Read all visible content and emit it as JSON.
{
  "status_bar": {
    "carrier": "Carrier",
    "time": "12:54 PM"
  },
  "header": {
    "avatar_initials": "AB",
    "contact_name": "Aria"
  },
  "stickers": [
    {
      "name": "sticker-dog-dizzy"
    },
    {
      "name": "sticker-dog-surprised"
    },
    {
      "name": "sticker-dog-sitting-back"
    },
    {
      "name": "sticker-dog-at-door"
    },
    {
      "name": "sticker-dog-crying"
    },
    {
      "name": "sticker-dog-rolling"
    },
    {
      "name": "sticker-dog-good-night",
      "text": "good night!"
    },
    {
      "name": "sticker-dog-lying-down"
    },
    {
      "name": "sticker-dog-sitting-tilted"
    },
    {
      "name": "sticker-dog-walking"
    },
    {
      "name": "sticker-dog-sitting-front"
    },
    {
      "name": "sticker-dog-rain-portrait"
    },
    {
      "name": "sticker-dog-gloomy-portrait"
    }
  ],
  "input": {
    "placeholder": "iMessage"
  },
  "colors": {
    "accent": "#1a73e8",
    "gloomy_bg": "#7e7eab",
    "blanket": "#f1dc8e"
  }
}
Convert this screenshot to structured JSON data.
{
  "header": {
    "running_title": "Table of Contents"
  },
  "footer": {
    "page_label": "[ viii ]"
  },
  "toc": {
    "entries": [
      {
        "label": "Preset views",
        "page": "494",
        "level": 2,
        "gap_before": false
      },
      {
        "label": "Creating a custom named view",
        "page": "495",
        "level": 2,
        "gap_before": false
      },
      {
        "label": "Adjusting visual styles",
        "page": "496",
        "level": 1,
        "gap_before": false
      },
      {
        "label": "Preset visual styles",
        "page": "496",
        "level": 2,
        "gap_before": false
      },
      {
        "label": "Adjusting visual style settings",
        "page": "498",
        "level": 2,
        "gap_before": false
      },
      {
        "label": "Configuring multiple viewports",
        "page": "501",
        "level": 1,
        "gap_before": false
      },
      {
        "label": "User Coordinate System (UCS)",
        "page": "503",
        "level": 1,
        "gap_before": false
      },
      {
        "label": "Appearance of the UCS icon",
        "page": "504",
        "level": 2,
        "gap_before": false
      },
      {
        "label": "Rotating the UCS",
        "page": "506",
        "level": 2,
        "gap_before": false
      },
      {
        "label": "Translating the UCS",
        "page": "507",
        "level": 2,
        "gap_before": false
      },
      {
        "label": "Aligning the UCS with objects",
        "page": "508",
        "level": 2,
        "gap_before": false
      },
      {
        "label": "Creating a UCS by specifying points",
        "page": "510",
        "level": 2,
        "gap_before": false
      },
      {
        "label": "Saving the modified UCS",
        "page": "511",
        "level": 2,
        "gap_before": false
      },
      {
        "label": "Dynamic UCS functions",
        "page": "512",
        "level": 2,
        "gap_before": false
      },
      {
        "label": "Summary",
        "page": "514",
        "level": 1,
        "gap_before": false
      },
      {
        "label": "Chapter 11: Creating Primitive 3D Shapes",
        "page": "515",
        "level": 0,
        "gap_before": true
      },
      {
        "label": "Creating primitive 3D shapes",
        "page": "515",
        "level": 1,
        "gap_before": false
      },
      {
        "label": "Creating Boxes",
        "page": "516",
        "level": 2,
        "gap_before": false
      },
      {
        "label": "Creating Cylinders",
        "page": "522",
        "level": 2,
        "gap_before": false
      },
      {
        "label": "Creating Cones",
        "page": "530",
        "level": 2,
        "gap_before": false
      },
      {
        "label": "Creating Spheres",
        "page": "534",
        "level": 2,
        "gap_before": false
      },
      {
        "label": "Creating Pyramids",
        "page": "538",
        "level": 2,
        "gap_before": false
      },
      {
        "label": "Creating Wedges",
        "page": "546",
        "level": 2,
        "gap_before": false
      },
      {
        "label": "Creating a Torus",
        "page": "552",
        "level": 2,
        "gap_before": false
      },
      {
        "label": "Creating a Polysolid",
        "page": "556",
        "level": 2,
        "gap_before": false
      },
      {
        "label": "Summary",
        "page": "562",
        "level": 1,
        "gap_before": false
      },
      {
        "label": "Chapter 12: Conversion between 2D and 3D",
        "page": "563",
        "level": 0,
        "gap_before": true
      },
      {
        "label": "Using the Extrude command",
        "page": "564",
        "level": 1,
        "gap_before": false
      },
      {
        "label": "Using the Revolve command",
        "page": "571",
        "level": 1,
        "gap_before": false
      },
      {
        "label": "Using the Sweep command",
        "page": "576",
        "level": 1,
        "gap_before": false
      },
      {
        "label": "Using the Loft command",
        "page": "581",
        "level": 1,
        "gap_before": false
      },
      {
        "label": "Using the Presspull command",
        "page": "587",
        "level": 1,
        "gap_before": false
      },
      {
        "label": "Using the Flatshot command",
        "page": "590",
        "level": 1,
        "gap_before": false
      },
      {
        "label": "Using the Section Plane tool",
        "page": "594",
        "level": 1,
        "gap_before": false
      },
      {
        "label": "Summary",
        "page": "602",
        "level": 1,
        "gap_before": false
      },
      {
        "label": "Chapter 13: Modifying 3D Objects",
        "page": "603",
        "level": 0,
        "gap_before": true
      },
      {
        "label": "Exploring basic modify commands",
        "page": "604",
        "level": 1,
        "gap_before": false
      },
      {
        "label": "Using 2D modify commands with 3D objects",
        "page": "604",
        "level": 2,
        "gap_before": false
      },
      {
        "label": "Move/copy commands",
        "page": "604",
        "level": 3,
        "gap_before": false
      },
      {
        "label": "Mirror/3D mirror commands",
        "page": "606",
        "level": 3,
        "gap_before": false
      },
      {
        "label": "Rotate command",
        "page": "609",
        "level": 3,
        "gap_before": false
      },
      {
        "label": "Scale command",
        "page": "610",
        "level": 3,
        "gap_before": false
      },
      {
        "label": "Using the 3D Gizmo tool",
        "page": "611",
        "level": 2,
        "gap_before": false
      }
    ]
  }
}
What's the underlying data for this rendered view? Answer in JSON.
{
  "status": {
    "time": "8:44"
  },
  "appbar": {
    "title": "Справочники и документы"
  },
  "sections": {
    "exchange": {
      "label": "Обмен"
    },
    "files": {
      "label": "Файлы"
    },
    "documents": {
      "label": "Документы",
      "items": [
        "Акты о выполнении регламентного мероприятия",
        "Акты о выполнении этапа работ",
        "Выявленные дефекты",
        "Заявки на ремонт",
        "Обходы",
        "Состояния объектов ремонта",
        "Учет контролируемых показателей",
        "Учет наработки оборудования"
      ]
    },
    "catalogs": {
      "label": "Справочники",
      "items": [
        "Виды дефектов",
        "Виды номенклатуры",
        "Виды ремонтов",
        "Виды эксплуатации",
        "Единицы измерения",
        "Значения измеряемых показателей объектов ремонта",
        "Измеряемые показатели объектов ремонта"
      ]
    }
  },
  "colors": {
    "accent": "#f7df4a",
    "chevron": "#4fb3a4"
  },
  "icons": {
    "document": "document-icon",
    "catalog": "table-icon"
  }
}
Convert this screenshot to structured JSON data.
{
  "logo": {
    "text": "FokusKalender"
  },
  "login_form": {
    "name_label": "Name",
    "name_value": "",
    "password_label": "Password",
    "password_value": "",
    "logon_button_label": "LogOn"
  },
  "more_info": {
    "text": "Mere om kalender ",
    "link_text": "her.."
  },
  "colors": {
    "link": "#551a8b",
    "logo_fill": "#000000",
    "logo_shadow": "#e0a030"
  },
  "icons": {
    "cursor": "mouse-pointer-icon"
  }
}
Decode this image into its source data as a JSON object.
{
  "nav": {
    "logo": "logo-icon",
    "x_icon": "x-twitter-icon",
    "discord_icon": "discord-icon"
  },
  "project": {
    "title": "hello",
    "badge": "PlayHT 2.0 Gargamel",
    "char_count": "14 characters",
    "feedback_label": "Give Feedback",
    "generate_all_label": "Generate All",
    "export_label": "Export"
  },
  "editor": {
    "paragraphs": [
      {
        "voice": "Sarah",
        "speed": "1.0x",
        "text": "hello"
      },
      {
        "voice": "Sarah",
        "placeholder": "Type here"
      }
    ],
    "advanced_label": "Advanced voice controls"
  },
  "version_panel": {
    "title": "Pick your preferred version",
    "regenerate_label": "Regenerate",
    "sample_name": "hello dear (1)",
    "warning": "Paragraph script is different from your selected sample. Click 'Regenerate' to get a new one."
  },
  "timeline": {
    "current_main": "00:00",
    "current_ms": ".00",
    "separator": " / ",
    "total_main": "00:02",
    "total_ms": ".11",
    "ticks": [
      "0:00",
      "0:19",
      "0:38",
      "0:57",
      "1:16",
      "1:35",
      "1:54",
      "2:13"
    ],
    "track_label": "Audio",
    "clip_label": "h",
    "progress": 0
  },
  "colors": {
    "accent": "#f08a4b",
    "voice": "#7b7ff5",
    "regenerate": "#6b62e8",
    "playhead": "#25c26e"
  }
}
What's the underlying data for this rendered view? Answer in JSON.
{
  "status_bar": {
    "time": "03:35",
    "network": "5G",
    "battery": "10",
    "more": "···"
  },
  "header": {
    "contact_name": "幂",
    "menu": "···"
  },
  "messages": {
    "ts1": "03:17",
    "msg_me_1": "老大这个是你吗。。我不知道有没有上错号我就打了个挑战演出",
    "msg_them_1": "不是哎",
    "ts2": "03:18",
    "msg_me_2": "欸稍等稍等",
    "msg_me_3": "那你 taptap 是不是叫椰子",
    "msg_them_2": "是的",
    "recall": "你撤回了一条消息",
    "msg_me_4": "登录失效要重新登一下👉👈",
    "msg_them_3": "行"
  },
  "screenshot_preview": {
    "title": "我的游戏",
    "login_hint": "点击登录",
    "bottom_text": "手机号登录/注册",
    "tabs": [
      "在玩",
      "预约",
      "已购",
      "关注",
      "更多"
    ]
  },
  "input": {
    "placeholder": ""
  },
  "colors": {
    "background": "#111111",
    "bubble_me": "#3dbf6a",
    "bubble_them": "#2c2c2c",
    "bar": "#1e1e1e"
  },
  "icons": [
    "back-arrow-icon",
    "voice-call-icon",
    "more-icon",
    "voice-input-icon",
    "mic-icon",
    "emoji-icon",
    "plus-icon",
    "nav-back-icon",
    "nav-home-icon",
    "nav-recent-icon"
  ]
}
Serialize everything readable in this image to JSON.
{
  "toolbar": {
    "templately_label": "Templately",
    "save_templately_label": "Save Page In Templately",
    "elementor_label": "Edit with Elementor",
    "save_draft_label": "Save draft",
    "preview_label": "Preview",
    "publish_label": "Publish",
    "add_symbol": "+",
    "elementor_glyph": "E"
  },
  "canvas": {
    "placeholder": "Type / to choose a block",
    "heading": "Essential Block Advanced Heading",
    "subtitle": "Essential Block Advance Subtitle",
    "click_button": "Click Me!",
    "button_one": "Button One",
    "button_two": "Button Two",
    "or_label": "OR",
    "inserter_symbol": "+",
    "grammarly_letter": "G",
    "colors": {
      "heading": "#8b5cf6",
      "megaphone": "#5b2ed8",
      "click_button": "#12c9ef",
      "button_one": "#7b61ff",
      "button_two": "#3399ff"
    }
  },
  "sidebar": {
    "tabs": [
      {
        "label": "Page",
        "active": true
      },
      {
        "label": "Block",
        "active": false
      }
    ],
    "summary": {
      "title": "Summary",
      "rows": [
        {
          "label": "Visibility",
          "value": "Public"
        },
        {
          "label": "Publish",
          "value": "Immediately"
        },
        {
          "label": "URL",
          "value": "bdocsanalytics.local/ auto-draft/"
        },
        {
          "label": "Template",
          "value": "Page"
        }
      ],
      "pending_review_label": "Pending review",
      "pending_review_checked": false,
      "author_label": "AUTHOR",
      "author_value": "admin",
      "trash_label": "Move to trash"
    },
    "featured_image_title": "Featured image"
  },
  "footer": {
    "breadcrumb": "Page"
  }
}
════════════════
PROBLEM DESCRIPTION: Above are some records. Count the lines among them with the word "voice", and answer with the number only.

ANSWER IN FULL: 6